▶ **What is needed**: Look for the string "this" and copy every line that has it.

▶ **Entries supplied**:
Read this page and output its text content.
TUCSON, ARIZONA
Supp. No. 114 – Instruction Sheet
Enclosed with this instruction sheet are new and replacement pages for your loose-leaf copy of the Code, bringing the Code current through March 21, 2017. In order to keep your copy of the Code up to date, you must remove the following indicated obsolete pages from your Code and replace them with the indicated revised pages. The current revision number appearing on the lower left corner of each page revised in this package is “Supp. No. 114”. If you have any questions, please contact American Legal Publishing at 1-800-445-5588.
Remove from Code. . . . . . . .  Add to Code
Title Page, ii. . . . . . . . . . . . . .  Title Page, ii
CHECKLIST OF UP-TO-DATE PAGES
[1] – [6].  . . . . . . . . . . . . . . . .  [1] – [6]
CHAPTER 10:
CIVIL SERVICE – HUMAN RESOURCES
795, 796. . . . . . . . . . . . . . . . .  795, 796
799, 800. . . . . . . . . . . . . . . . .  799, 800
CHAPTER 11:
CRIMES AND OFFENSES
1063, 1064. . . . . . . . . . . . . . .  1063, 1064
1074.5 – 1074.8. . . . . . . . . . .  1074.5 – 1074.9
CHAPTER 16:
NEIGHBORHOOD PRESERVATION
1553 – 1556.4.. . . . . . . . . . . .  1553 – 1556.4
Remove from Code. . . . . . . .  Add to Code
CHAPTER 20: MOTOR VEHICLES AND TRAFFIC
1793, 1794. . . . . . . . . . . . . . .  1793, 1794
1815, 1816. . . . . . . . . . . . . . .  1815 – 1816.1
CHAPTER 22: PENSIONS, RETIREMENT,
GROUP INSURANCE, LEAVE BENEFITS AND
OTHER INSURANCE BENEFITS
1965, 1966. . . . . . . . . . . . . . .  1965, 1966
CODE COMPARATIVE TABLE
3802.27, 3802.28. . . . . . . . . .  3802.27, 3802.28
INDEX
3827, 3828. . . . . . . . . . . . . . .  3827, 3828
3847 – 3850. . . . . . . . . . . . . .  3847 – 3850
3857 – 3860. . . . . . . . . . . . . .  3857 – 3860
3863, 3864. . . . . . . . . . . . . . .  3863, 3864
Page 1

▶ **Finished answer**:
Read this page and output its text content.
Enclosed with this instruction sheet are new and replacement pages for your loose-leaf copy of the Code, bringing the Code current through March 21, 2017. In order to keep your copy of the Code up to date, you must remove the following indicated obsolete pages from your Code and replace them with the indicated revised pages. The current revision number appearing on the lower left corner of each page revised in this package is “Supp. No. 114”. If you have any questions, please contact American Legal Publishing at 1-800-445-5588.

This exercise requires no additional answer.